» **Description of the task**
Report, word for word, every line of the material that contains "JSON".

» **Dataset records**
◆ ◆ ◆ ◆ ◆ ◆ ◆

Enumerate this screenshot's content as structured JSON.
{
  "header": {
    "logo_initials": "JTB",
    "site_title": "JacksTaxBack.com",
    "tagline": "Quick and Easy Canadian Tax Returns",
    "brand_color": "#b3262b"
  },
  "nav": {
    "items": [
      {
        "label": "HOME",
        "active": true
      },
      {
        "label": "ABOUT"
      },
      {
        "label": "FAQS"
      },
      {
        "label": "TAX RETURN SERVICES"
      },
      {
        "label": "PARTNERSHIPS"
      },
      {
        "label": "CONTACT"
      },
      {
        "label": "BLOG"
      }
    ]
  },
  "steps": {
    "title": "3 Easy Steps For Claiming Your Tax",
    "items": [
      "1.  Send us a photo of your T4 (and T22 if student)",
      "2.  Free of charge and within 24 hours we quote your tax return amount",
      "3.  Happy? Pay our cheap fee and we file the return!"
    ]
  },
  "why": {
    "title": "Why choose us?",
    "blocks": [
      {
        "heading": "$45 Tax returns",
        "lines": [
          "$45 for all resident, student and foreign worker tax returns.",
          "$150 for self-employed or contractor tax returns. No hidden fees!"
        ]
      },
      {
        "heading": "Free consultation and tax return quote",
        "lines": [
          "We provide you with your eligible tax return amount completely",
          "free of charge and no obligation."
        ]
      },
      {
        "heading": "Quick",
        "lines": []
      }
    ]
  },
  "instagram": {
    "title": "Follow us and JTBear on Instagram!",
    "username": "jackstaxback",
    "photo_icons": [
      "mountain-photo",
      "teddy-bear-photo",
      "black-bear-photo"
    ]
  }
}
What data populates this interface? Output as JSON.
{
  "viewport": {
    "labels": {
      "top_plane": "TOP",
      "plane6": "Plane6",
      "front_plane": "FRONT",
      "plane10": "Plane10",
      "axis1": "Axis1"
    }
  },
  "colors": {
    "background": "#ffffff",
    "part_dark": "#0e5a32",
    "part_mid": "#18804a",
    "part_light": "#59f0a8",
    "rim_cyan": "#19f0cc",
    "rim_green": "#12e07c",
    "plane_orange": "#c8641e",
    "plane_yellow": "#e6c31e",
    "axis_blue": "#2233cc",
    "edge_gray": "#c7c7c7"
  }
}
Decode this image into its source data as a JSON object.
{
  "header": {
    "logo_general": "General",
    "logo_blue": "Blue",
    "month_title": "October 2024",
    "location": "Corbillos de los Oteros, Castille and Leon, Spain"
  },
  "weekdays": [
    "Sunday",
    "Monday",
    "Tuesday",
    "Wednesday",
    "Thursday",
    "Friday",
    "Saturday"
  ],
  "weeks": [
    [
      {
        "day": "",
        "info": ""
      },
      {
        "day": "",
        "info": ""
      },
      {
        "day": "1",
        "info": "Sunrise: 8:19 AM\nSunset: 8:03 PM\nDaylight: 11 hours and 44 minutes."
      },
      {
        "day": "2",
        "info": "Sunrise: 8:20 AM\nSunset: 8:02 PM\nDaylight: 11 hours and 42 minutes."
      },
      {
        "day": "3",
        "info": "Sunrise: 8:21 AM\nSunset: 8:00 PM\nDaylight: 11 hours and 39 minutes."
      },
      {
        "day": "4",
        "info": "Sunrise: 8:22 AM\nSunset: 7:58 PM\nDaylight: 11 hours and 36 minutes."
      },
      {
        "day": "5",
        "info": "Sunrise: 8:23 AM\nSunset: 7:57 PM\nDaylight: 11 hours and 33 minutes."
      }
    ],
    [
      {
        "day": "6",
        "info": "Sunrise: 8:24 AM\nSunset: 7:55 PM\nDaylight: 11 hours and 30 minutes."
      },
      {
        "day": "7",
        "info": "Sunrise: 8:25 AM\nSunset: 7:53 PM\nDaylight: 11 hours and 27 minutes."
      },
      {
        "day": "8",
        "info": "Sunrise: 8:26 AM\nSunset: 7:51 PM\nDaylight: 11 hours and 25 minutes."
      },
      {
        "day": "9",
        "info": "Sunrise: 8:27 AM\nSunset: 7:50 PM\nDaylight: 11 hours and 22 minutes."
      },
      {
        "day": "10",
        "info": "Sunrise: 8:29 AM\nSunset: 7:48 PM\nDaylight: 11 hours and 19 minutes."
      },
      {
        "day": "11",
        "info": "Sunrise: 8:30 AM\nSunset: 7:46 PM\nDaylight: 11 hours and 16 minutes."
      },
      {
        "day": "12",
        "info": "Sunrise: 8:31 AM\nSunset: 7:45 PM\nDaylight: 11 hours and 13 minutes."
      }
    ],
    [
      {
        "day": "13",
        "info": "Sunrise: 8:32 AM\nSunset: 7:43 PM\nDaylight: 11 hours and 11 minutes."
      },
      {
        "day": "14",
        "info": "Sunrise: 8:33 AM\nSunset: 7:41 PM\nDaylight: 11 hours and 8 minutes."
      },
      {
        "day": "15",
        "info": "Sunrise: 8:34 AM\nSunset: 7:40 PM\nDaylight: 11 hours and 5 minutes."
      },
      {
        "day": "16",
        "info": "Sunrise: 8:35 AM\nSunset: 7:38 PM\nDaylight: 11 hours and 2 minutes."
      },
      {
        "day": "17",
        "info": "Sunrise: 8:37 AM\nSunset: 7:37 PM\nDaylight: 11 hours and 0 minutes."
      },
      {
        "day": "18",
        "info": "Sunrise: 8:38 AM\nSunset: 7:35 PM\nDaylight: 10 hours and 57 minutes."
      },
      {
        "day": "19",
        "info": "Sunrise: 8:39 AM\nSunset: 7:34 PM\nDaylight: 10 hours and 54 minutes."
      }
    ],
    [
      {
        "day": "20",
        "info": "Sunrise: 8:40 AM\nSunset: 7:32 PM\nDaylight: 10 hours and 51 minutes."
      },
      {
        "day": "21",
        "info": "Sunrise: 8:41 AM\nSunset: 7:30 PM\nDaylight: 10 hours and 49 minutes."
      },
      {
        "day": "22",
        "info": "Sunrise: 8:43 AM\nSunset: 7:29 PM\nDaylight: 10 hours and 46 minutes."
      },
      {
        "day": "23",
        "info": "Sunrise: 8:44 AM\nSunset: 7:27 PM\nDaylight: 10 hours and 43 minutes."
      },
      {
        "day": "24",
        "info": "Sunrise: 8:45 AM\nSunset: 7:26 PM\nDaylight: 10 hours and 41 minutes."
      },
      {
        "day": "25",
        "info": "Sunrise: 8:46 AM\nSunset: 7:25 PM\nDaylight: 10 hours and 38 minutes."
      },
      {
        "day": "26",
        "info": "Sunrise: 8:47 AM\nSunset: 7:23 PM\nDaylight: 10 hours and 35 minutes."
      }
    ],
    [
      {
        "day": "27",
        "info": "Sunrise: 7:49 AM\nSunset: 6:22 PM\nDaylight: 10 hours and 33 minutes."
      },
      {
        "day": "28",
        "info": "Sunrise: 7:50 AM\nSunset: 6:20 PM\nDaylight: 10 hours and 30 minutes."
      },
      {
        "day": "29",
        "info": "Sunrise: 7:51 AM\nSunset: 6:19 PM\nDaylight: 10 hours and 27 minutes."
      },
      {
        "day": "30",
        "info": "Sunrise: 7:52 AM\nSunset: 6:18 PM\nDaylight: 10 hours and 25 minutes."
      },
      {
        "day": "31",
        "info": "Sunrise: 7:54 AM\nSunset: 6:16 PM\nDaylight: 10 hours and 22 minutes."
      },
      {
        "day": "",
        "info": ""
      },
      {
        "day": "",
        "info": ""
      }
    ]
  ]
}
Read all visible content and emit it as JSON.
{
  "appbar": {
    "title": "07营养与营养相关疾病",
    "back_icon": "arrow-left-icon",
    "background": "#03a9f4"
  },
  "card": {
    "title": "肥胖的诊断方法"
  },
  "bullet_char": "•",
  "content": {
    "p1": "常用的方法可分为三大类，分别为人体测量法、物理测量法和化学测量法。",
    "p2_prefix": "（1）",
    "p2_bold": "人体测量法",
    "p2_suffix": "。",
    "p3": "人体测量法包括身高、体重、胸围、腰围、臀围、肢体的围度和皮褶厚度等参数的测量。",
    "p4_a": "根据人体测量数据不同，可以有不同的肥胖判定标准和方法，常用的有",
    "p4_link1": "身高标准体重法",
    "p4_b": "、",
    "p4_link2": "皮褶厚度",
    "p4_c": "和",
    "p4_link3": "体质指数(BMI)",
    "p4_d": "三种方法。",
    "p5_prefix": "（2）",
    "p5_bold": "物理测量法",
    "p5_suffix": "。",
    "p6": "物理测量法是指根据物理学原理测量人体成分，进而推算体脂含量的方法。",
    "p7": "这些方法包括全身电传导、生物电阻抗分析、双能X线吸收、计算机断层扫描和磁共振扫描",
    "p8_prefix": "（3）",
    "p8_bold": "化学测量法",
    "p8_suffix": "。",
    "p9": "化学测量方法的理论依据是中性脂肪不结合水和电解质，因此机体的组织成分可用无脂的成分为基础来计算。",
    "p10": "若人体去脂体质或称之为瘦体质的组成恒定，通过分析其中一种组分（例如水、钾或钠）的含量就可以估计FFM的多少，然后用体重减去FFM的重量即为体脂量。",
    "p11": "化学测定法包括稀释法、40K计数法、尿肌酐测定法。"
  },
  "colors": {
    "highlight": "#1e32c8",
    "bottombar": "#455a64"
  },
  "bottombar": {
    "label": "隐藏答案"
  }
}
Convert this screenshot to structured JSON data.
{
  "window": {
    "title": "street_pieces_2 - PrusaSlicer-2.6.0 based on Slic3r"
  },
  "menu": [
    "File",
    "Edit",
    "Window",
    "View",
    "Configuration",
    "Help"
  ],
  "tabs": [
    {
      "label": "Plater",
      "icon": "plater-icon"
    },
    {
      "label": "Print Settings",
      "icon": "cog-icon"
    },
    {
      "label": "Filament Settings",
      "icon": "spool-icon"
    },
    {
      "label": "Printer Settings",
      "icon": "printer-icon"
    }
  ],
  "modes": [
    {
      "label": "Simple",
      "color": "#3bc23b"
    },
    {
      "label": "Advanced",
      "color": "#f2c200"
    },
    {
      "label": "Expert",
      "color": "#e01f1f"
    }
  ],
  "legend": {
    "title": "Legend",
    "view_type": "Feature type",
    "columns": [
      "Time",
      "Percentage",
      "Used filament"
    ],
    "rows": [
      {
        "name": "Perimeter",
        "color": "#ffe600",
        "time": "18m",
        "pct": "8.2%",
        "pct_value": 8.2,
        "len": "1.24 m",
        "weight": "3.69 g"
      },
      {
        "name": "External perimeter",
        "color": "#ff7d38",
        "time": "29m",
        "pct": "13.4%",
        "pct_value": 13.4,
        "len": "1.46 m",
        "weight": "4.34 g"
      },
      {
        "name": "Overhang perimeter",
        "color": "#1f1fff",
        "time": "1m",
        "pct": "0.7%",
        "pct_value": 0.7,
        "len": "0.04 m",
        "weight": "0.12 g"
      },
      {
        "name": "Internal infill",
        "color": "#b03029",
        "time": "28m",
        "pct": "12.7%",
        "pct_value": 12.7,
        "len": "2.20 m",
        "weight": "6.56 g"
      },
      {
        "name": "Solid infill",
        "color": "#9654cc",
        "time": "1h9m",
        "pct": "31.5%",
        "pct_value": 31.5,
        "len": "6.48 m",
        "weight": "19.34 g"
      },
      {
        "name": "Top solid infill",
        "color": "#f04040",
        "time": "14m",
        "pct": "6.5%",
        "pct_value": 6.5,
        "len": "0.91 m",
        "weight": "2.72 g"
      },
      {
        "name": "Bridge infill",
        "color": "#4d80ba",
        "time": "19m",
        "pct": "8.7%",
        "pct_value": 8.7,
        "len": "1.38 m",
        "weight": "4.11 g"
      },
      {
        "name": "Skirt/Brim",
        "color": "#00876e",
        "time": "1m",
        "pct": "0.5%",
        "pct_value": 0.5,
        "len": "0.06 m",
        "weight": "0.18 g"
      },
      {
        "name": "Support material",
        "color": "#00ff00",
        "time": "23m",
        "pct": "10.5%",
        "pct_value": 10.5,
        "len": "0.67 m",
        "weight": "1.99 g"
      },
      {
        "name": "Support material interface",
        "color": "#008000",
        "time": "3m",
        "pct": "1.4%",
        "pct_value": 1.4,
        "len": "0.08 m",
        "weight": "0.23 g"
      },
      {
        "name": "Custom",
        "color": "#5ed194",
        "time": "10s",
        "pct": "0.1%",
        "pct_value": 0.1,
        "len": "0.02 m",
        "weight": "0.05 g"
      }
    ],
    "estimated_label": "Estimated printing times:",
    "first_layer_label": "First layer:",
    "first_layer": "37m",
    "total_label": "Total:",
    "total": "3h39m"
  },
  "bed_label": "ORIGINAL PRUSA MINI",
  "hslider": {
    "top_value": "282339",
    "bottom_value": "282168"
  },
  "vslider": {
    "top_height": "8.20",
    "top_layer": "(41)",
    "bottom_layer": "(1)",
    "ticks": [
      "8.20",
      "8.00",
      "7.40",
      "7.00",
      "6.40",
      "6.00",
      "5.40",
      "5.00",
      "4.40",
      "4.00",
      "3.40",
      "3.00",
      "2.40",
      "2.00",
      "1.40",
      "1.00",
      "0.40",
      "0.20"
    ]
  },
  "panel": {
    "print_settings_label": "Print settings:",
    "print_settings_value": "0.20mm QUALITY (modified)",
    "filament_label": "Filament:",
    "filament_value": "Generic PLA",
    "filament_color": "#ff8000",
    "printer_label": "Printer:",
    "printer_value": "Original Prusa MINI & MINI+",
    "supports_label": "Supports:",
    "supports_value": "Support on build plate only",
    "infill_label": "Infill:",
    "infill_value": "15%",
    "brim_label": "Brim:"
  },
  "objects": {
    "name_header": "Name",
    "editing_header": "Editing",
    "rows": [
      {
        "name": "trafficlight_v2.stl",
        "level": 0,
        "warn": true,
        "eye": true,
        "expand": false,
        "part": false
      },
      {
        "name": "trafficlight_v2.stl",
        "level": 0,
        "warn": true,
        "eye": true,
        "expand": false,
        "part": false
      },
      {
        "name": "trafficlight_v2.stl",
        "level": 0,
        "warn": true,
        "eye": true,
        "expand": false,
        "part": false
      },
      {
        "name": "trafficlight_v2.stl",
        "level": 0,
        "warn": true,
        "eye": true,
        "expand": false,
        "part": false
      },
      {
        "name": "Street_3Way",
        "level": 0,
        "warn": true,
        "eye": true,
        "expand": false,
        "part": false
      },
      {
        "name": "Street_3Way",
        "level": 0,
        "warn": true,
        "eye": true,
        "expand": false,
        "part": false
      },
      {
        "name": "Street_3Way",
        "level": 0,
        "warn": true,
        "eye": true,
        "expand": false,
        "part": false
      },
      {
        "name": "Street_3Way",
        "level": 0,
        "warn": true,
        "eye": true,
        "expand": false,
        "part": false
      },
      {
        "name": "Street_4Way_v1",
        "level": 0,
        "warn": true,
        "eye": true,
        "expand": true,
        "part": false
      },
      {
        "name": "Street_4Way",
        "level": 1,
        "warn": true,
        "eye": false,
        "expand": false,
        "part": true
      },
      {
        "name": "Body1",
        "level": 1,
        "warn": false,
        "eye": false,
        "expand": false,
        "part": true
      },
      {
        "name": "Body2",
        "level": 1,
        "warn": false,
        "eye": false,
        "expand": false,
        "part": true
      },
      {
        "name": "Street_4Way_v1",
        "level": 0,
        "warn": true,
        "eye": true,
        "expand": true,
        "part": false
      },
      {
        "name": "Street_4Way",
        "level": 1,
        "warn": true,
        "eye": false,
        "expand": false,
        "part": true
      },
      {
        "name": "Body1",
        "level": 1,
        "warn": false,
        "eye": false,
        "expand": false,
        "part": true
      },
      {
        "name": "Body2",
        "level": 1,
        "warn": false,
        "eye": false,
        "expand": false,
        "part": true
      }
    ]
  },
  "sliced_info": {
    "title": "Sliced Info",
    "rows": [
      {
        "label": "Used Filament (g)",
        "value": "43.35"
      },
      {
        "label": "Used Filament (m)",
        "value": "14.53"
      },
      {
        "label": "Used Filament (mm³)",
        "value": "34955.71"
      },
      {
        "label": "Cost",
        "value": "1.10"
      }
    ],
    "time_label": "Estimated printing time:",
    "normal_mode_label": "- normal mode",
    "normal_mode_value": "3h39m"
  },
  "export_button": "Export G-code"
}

◆ ◆ ◆ ◆ ◆ ◆ ◆

» **Finished task**
Enumerate this screenshot's content as structured JSON.
What data populates this interface? Output as JSON.
Decode this image into its source data as a JSON object.
Read all visible content and emit it as JSON.
Convert this screenshot to structured JSON data.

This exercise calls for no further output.